So bleibt dort, wo die Deckenstärke statisch nicht notwendig ist, Raum für das Deckenrelief, das für die akustische Differenzierung sorgt, die für die Bewohnenden so wichtig ist. Denn blinde und sehbehinderte Menschen orientieren sich stark mit dem Gehör. So bestimmen die Betonakustikdecken den Klang und beleben und akzentuieren mit ihrem Rautenrelief – unter anderem eine Hommage an das Dach des Basler Münsters – auch optisch die Räume.

Dass sich der Neubau weniger als pflegeleichtes Heim versteht, denn als wohnlicher Ort, zeigt sich bereits im Erdgeschoss: Hinter dem Empfang und der mit komfortablen Sofas ausgestatteten Lobby lädt ein Bistro zum Verweilen ein. Sehbehinderte Menschen orientieren sich auf dem Weg dorthin an den Leitlinien mit goldfarbenen Messingnoppen. 

Die Inneneinrichtung für Bistro und Haus verantwortete Frédéric Dedelley gemeinsam mit dem Möbelhersteller Girsberger. Für die Zimmer der Bewohnerschaft, für Restaurant und Bar sowie für die Gruppen-Esszimmer auf den Pflege-Etagen erarbeiteten Dedelley und Girsberger je eine eigene Möbellinie. 

Massivholz ist bei allen Möbeln das Hauptmaterial. Es wird je nach Nutzung mit anderen Materialien ergänzt. Tisch, Stuhl, Ohrensessel, TV-Möbel und Kommode sind zurückhaltend gestaltet. «Holz fasst man gerne an, wenn die Formen gut in der Hand liegen», sagt der Designer. «Und noch mehr als sonst haben wir bei allen Materialien auf die Haptik geachtet und unfreundliche Ecken und Kanten vermieden.» 

Da die Bewohnenden teils auf den Rollstuhl angewiesen sind, sind die Beine der Tische in den Gruppen-Esszimmern auf den Pflege-Etagen nicht nur sanft gerundet, sondern auch möglichst weit aussen montiert, um mehr Raum zu schaffen. Zudem sind die Tischplatten extrabreit, sodass sich eine Pflegeperson bequem dazusetzen kann. Hierfür wurden stapelbare Hocker konzipiert, die bei Bedarf schnell zur Hand sind.

Zu erledigen:
1. Beantworte anhand des Textes über den Neubau die folgenden Fragen.
(a) Was ist unter anderem eine Hommage an das Dach des Basler Münsters?
(b) Woran orientieren sich sehbehinderte Menschen auf dem Weg zum Bistro?
(c) Welches Material ist bei allen Möbeln das Hauptmaterial?
2. Aktualisiere einen Abschnitt des Textes über den Neubau, indem du „Lobby“ durch „Eingangshalle“ ersetzt. Beginne bei den Worten „Dass sich der“ und höre nach „eine eigene Möbellinie.“ auf.
3. Schreibe den Text über den Neubau im Anschluss an seinen letzten Satz weiter.
Die Auflistung wird zur Bearbeitung nicht benötigt.

Gespeicherte Daten:
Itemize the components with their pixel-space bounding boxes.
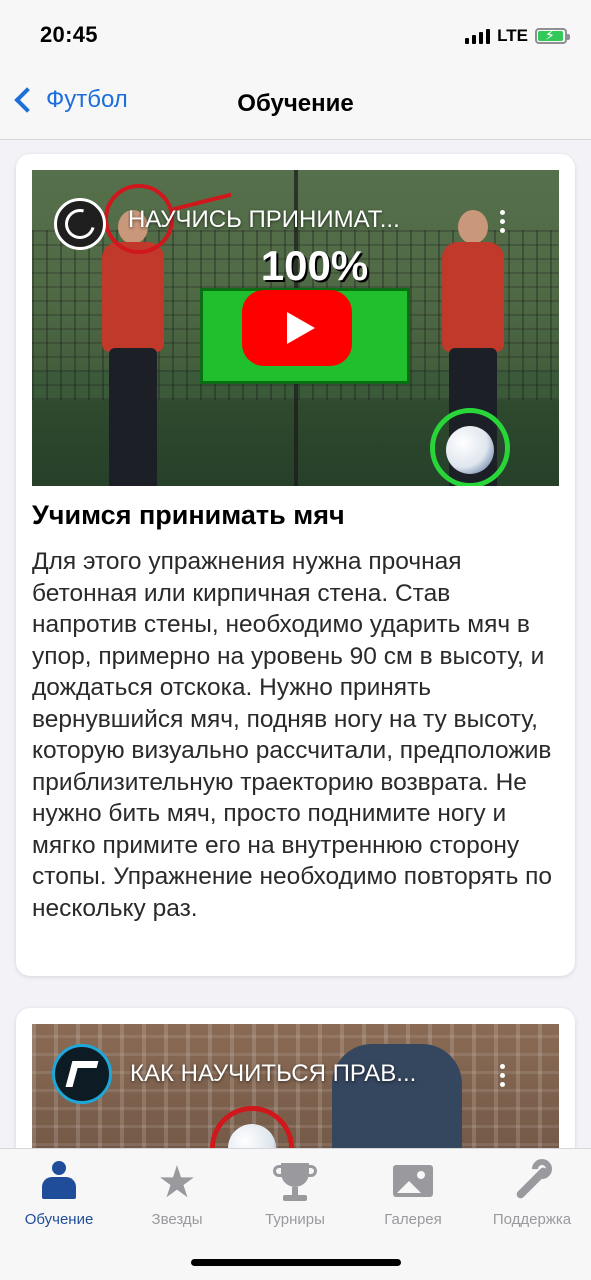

Lösungen:
1.
(a) Das Rautenrelief der Betonakustikdecken.
(b) An den Leitlinien mit goldfarbenen Messingnoppen.
(c) Massivholz.

2.
Dass sich der Neubau weniger als pflegeleichtes Heim versteht, denn als wohnlicher Ort, zeigt sich bereits im Erdgeschoss: Hinter dem Empfang und der mit komfortablen Sofas ausgestatteten Eingangshalle lädt ein Bistro zum Verweilen ein. Sehbehinderte Menschen orientieren sich auf dem Weg dorthin an den Leitlinien mit goldfarbenen Messingnoppen. 

Die Inneneinrichtung für Bistro und Haus verantwortete Frédéric Dedelley gemeinsam mit dem Möbelhersteller Girsberger. Für die Zimmer der Bewohnerschaft, für Restaurant und Bar sowie für die Gruppen-Esszimmer auf den Pflege-Etagen erarbeiteten Dedelley und Girsberger je eine eigene Möbellinie.

3.
Die Sitzmöbel sind teils gepolstert, sämtliche Sitzflächen sind mit einer Inkontinenz-Folie unterlegt, was den Unterhalt erleichtert. Die Vorhänge in den Zimmern halten sich zugunsten der Architektur zurück. Tags bieten transparente Vorhänge nötigen Blendschutz, nachts ermöglichen Blackout-Vorhänge die vollständige Verdunkelung. 

Auch beim Innenraumkonzept wurde auf Hell-Dunkel-Kontraste geachtet: So steht ein Sessel mit dunklem Bezug beispielsweise vor einem weissen Möbel. Im Bistro tragen die runden Holztische messinggefasste Platten aus weissem Carrara-Marmor, die Stühle sind grünschwarz lackiert, das Sitzgeflecht bringt eine Kaffeehaus-Note in den Raum.

«Gebäude ohne jegliche Barrieren sind Gebäude für alle Menschen», erklärt Marco Rickenbacher. Das neue Wohn-, Alters und Pflegezentrum irides ist ein beispielhaftes Projekt dafür, wie hindernisfreies Bauen aussehen kann, wenn alle Akteure zusammenarbeiten. Gute Gestaltung ist Gestaltung für alle – das zeigt der Neubau aufs Schönste auf.


Wohn-, Alters- und Pflegezentrum «irides», Stiftung Blindenheim Basel 

 

Meilensteine             
Studienauftrag im selektiven Verfahren 2019 (1. Preis)
Planung 2020-2024 
Rückbau: Mitte 2021
Bauzeit: 2022-2024
Bezug: Juni 2024

 

Bauherrschaft
Stiftung Blindenheim Basel, Basel  

 

Architektur
Esch Sintzel GmbH, Zürich 
(Aus Esch Sintzel Architekten sind 2024 zwei neue Büros hervorgegangen: Studio Sintzel und SERA – Studio Esch Rickenbacher Architektur)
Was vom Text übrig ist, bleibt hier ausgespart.